What is required
Write out all the entries word for word, but skip any images.

Data to process
☆ ☆ ☆
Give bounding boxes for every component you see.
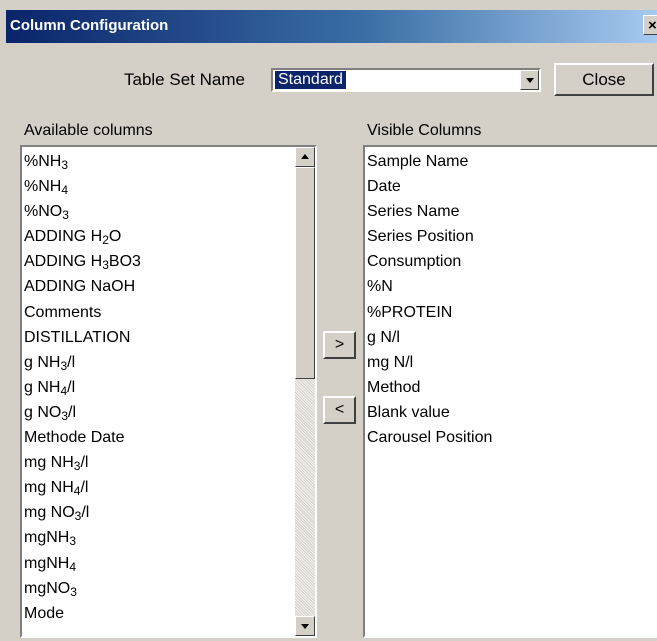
visible-column-item[interactable]: Consumption bbox=[367, 249, 492, 274]
available-column-item[interactable]: Comments bbox=[24, 300, 141, 325]
visible-column-item[interactable]: Sample Name bbox=[367, 149, 492, 174]
visible-column-item[interactable]: Series Position bbox=[367, 224, 492, 249]
window-title: Column Configuration bbox=[10, 17, 169, 34]
available-column-item[interactable]: ADDING H3BO3 bbox=[24, 249, 141, 274]
available-column-item[interactable]: Mode bbox=[24, 601, 141, 626]
visible-columns-label: Visible Columns bbox=[367, 122, 482, 139]
available-column-item[interactable]: mgNH4 bbox=[24, 551, 141, 576]
available-column-item[interactable]: mg NH4/l bbox=[24, 475, 141, 500]
available-column-item[interactable]: DISTILLATION bbox=[24, 325, 141, 350]
available-column-item[interactable]: %NH3 bbox=[24, 149, 141, 174]
available-column-item[interactable]: %NH4 bbox=[24, 174, 141, 199]
available-column-item[interactable]: g NO3/l bbox=[24, 400, 141, 425]
available-columns-scrollbar[interactable] bbox=[295, 147, 315, 636]
remove-column-button[interactable]: < bbox=[323, 396, 356, 424]
available-column-item[interactable]: mg NH3/l bbox=[24, 450, 141, 475]
available-columns-items: %NH3 %NH4 %NO3 ADDING H2O ADDING H3BO3 ADDING… bbox=[24, 149, 141, 626]
visible-column-item[interactable]: Method bbox=[367, 375, 492, 400]
scroll-down-button[interactable] bbox=[295, 616, 315, 636]
table-set-name-value: Standard bbox=[275, 71, 346, 89]
chevron-down-icon bbox=[526, 78, 534, 83]
close-button[interactable]: Close bbox=[554, 63, 654, 96]
available-column-item[interactable]: Methode Date bbox=[24, 425, 141, 450]
visible-columns-items: Sample Name Date Series Name Series Positio… bbox=[367, 149, 492, 450]
available-column-item[interactable]: mgNH3 bbox=[24, 525, 141, 550]
table-set-name-label: Table Set Name bbox=[124, 70, 245, 89]
visible-column-item[interactable]: Series Name bbox=[367, 199, 492, 224]
arrow-down-icon bbox=[301, 624, 309, 629]
scrollbar-thumb[interactable] bbox=[295, 167, 315, 379]
visible-column-item[interactable]: g N/l bbox=[367, 325, 492, 350]
visible-column-item[interactable]: %PROTEIN bbox=[367, 300, 492, 325]
dropdown-button[interactable] bbox=[520, 70, 539, 90]
visible-column-item[interactable]: Date bbox=[367, 174, 492, 199]
available-columns-label: Available columns bbox=[24, 122, 153, 139]
available-column-item[interactable]: ADDING H2O bbox=[24, 224, 141, 249]
close-icon[interactable]: × bbox=[643, 15, 657, 35]
available-column-item[interactable]: ADDING NaOH bbox=[24, 274, 141, 299]
add-column-button[interactable]: > bbox=[323, 331, 356, 359]
available-column-item[interactable]: mgNO3 bbox=[24, 576, 141, 601]
visible-column-item[interactable]: Carousel Position bbox=[367, 425, 492, 450]
table-set-name-dropdown[interactable]: Standard bbox=[271, 68, 541, 92]
available-columns-list[interactable]: %NH3 %NH4 %NO3 ADDING H2O ADDING H3BO3 ADDING… bbox=[20, 145, 317, 638]
title-bar[interactable]: Column Configuration × bbox=[6, 10, 657, 43]
scroll-up-button[interactable] bbox=[295, 147, 315, 167]
visible-column-item[interactable]: Blank value bbox=[367, 400, 492, 425]
visible-columns-list[interactable]: Sample Name Date Series Name Series Positio… bbox=[363, 145, 657, 638]
available-column-item[interactable]: mg NO3/l bbox=[24, 500, 141, 525]
available-column-item[interactable]: %NO3 bbox=[24, 199, 141, 224]
visible-column-item[interactable]: %N bbox=[367, 274, 492, 299]
available-column-item[interactable]: g NH3/l bbox=[24, 350, 141, 375]
column-configuration-dialog: Column Configuration × Table Set Name St… bbox=[0, 0, 657, 641]
arrow-up-icon bbox=[301, 154, 309, 159]
available-column-item[interactable]: g NH4/l bbox=[24, 375, 141, 400]
visible-column-item[interactable]: mg N/l bbox=[367, 350, 492, 375]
☆ ☆ ☆
Response to this task
Give bounding boxes for every component you see.
visible-column-item[interactable]: Consumption bbox=[367, 249, 492, 274]
available-column-item[interactable]: Comments bbox=[24, 300, 141, 325]
visible-column-item[interactable]: Sample Name bbox=[367, 149, 492, 174]
visible-column-item[interactable]: Series Position bbox=[367, 224, 492, 249]
window-title: Column Configuration bbox=[10, 17, 169, 34]
available-column-item[interactable]: ADDING H3BO3 bbox=[24, 249, 141, 274]
available-column-item[interactable]: Mode bbox=[24, 601, 141, 626]
visible-columns-label: Visible Columns bbox=[367, 122, 482, 139]
available-column-item[interactable]: mgNH4 bbox=[24, 551, 141, 576]
available-column-item[interactable]: mg NH4/l bbox=[24, 475, 141, 500]
available-column-item[interactable]: DISTILLATION bbox=[24, 325, 141, 350]
available-column-item[interactable]: %NH3 bbox=[24, 149, 141, 174]
available-column-item[interactable]: %NH4 bbox=[24, 174, 141, 199]
available-column-item[interactable]: g NO3/l bbox=[24, 400, 141, 425]
available-columns-scrollbar[interactable] bbox=[295, 147, 315, 636]
remove-column-button[interactable]: < bbox=[323, 396, 356, 424]
available-column-item[interactable]: mg NH3/l bbox=[24, 450, 141, 475]
available-columns-items: %NH3 %NH4 %NO3 ADDING H2O ADDING H3BO3 ADDING… bbox=[24, 149, 141, 626]
visible-column-item[interactable]: Method bbox=[367, 375, 492, 400]
scroll-down-button[interactable] bbox=[295, 616, 315, 636]
table-set-name-value: Standard bbox=[275, 71, 346, 89]
chevron-down-icon bbox=[526, 78, 534, 83]
close-button[interactable]: Close bbox=[554, 63, 654, 96]
available-column-item[interactable]: Methode Date bbox=[24, 425, 141, 450]
visible-columns-items: Sample Name Date Series Name Series Positio… bbox=[367, 149, 492, 450]
available-column-item[interactable]: mgNH3 bbox=[24, 525, 141, 550]
table-set-name-label: Table Set Name bbox=[124, 70, 245, 89]
visible-column-item[interactable]: Series Name bbox=[367, 199, 492, 224]
arrow-down-icon bbox=[301, 624, 309, 629]
scrollbar-thumb[interactable] bbox=[295, 167, 315, 379]
visible-column-item[interactable]: g N/l bbox=[367, 325, 492, 350]
visible-column-item[interactable]: %PROTEIN bbox=[367, 300, 492, 325]
dropdown-button[interactable] bbox=[520, 70, 539, 90]
visible-column-item[interactable]: Date bbox=[367, 174, 492, 199]
available-columns-label: Available columns bbox=[24, 122, 153, 139]
available-column-item[interactable]: ADDING H2O bbox=[24, 224, 141, 249]
close-icon[interactable]: × bbox=[643, 15, 657, 35]
available-column-item[interactable]: ADDING NaOH bbox=[24, 274, 141, 299]
add-column-button[interactable]: > bbox=[323, 331, 356, 359]
available-column-item[interactable]: mgNO3 bbox=[24, 576, 141, 601]
visible-column-item[interactable]: Carousel Position bbox=[367, 425, 492, 450]
table-set-name-dropdown[interactable]: Standard bbox=[271, 68, 541, 92]
available-columns-list[interactable]: %NH3 %NH4 %NO3 ADDING H2O ADDING H3BO3 ADDING… bbox=[20, 145, 317, 638]
title-bar[interactable]: Column Configuration × bbox=[6, 10, 657, 43]
scroll-up-button[interactable] bbox=[295, 147, 315, 167]
visible-column-item[interactable]: Blank value bbox=[367, 400, 492, 425]
visible-columns-list[interactable]: Sample Name Date Series Name Series Positio… bbox=[363, 145, 657, 638]
available-column-item[interactable]: mg NO3/l bbox=[24, 500, 141, 525]
available-column-item[interactable]: %NO3 bbox=[24, 199, 141, 224]
visible-column-item[interactable]: %N bbox=[367, 274, 492, 299]
available-column-item[interactable]: g NH3/l bbox=[24, 350, 141, 375]
column-configuration-dialog: Column Configuration × Table Set Name St… bbox=[0, 0, 657, 641]
arrow-up-icon bbox=[301, 154, 309, 159]
available-column-item[interactable]: g NH4/l bbox=[24, 375, 141, 400]
visible-column-item[interactable]: mg N/l bbox=[367, 350, 492, 375]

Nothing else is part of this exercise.